» **TASK REQUIREMENTS**
Check each line below for the word "Output", and copy those that have it.

» **INPUT**
[start]

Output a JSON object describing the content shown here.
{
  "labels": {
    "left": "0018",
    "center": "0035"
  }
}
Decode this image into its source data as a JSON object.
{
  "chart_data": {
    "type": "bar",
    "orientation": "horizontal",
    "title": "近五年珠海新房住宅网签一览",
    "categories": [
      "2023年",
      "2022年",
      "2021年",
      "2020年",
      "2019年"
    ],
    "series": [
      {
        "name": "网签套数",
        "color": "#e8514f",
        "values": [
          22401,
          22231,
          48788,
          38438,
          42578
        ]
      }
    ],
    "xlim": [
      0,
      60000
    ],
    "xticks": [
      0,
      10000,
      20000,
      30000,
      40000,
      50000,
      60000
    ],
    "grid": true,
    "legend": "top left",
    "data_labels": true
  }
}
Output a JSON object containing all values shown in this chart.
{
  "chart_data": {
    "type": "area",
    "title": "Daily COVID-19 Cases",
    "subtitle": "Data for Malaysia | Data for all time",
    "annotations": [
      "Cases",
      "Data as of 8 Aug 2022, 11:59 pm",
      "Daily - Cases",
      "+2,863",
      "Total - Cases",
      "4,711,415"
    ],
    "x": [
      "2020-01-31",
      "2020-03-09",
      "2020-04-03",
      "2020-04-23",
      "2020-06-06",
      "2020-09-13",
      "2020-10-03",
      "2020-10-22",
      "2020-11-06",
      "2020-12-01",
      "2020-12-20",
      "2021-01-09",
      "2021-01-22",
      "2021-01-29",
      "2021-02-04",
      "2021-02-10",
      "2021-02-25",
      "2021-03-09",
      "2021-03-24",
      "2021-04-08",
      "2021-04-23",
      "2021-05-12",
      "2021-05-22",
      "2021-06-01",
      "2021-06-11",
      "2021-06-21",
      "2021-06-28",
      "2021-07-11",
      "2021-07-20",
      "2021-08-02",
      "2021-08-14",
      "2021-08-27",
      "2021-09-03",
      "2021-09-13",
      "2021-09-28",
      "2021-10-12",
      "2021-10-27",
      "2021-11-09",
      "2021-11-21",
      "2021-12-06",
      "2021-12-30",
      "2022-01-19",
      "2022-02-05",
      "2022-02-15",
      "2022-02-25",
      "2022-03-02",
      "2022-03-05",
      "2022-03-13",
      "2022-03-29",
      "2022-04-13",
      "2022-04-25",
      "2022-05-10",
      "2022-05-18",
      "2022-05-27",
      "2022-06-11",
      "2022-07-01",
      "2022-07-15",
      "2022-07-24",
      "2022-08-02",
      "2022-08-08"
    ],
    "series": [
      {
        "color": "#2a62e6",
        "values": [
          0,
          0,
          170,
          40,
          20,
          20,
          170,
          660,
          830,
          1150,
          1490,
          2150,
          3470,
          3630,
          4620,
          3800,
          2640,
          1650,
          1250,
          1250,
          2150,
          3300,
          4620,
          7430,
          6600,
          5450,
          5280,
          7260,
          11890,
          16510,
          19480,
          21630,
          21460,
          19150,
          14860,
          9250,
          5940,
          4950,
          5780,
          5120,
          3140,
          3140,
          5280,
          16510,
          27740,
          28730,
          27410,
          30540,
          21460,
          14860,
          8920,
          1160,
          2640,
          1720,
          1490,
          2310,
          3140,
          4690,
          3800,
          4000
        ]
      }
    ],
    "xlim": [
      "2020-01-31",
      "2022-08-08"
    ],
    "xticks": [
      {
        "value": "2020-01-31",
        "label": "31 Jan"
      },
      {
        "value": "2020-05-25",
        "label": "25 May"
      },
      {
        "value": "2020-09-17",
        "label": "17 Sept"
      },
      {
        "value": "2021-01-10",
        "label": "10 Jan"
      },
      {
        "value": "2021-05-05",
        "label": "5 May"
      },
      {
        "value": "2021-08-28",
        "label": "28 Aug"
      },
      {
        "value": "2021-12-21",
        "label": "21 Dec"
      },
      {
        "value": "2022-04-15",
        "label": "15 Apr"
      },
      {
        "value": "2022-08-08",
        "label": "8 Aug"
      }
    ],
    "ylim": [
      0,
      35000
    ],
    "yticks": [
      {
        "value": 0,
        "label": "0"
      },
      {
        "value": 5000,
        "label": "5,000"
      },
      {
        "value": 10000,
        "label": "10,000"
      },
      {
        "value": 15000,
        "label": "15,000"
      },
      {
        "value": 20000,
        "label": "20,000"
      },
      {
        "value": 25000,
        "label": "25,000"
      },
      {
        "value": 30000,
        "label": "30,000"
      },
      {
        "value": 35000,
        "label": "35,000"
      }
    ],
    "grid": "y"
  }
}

[end]

» **ANSWER**
Output a JSON object describing the content shown here.
Output a JSON object containing all values shown in this chart.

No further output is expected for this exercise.